● **The exercise**
Tally the lines holding "Zentralbanken" and state only that figure.

● **Material for this exercise**
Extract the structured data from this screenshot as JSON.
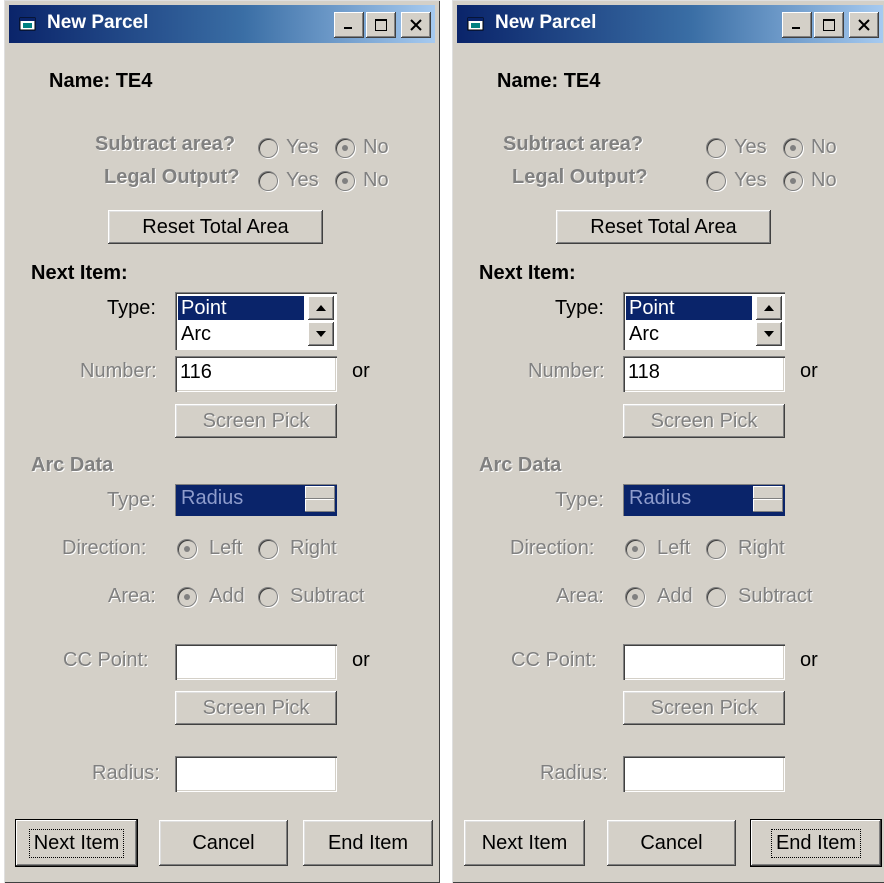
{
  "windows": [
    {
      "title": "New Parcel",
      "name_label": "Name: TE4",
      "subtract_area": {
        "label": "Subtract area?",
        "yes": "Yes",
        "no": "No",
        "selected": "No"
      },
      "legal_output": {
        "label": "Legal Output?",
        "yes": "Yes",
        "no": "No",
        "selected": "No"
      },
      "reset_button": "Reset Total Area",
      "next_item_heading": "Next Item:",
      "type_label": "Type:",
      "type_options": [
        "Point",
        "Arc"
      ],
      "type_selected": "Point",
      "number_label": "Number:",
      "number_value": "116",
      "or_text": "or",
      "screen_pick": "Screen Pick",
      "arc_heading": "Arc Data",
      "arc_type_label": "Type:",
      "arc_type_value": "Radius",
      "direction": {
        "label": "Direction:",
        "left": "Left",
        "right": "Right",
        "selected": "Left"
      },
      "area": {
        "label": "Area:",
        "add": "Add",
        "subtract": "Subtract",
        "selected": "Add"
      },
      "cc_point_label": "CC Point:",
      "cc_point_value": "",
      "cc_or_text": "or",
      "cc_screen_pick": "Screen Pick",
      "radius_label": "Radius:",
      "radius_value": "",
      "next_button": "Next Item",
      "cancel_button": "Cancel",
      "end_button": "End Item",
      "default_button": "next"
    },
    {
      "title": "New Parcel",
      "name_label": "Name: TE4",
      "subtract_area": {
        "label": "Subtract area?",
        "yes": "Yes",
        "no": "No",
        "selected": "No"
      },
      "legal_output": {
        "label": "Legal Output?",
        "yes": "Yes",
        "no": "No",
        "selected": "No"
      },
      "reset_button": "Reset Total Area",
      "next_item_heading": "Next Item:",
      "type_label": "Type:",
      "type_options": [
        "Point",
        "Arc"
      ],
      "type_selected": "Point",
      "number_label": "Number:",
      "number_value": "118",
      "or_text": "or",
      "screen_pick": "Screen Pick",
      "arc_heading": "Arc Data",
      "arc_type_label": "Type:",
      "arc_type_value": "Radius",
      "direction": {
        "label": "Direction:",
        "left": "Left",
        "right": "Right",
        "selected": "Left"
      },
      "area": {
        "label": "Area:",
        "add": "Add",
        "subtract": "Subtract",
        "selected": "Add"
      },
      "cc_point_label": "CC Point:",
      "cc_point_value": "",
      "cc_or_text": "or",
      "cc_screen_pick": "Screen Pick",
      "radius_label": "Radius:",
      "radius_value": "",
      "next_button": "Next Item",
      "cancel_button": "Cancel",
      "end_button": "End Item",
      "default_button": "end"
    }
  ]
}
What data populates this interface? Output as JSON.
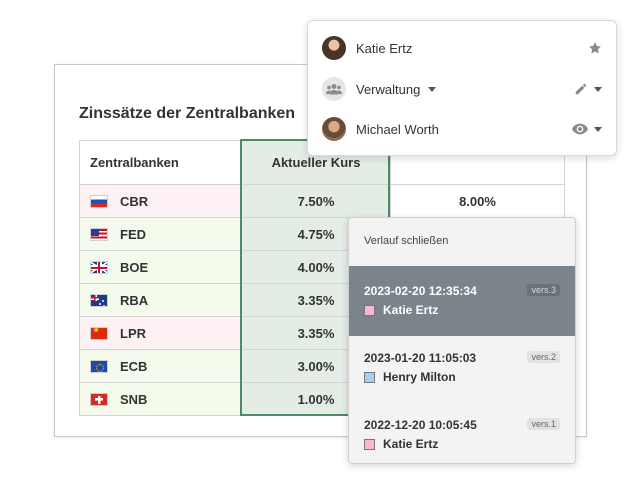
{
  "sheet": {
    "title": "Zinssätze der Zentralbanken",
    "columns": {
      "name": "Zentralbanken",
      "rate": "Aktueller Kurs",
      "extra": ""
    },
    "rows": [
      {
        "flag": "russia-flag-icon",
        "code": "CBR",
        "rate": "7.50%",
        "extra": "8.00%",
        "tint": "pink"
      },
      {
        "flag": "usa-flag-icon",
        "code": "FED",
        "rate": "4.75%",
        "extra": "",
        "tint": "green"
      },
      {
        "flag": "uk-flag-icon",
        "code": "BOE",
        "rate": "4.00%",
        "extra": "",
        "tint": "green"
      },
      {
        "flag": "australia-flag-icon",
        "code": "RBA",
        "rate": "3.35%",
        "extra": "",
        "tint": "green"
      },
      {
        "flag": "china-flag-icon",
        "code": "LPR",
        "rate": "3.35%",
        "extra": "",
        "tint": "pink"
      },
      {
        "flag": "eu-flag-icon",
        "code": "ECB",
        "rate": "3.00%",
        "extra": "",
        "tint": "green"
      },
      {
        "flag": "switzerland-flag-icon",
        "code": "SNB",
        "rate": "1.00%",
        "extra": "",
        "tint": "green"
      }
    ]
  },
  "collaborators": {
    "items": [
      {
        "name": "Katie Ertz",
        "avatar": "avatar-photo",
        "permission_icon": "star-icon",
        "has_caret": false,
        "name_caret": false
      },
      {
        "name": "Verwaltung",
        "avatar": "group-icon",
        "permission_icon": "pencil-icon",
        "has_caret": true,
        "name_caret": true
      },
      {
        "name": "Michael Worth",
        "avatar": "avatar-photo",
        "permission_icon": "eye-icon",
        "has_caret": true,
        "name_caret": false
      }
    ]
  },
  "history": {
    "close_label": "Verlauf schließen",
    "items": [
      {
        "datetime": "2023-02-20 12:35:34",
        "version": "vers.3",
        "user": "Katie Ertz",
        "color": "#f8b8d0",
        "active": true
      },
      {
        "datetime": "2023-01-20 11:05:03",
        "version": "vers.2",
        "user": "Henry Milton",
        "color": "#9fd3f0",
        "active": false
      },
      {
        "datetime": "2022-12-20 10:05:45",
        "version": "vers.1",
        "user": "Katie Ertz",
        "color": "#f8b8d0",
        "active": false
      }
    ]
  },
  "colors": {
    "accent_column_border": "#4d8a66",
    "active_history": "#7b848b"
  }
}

● **Answer in full**
2